▶ _Set task_
Can you print every record below exactly as written?
*** Data
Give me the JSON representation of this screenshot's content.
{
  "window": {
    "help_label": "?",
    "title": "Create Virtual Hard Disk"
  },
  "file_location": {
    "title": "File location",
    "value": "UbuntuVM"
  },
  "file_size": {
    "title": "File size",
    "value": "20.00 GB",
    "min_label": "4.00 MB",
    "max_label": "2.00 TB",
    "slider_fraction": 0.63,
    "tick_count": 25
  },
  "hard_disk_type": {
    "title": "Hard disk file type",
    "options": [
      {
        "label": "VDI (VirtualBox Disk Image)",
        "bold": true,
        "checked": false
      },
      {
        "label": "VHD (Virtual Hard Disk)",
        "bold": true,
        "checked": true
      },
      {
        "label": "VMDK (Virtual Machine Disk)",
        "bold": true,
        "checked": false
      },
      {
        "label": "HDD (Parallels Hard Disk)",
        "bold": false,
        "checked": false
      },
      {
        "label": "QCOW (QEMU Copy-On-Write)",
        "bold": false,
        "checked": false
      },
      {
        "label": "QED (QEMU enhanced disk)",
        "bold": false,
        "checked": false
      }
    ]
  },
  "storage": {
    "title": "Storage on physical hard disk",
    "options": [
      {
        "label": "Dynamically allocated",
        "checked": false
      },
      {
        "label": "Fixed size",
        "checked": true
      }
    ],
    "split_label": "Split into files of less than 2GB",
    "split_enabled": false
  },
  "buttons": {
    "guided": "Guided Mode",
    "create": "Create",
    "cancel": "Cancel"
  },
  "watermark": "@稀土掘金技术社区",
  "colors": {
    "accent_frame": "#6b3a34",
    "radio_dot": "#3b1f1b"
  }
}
******
▶ _Exercise output_
Give me the JSON representation of this screenshot's content.
{
  "window": {
    "help_label": "?",
    "title": "Create Virtual Hard Disk"
  },
  "file_location": {
    "title": "File location",
    "value": "UbuntuVM"
  },
  "file_size": {
    "title": "File size",
    "value": "20.00 GB",
    "min_label": "4.00 MB",
    "max_label": "2.00 TB",
    "slider_fraction": 0.63,
    "tick_count": 25
  },
  "hard_disk_type": {
    "title": "Hard disk file type",
    "options": [
      {
        "label": "VDI (VirtualBox Disk Image)",
        "bold": true,
        "checked": false
      },
      {
        "label": "VHD (Virtual Hard Disk)",
        "bold": true,
        "checked": true
      },
      {
        "label": "VMDK (Virtual Machine Disk)",
        "bold": true,
        "checked": false
      },
      {
        "label": "HDD (Parallels Hard Disk)",
        "bold": false,
        "checked": false
      },
      {
        "label": "QCOW (QEMU Copy-On-Write)",
        "bold": false,
        "checked": false
      },
      {
        "label": "QED (QEMU enhanced disk)",
        "bold": false,
        "checked": false
      }
    ]
  },
  "storage": {
    "title": "Storage on physical hard disk",
    "options": [
      {
        "label": "Dynamically allocated",
        "checked": false
      },
      {
        "label": "Fixed size",
        "checked": true
      }
    ],
    "split_label": "Split into files of less than 2GB",
    "split_enabled": false
  },
  "buttons": {
    "guided": "Guided Mode",
    "create": "Create",
    "cancel": "Cancel"
  },
  "watermark": "@稀土掘金技术社区",
  "colors": {
    "accent_frame": "#6b3a34",
    "radio_dot": "#3b1f1b"
  }
}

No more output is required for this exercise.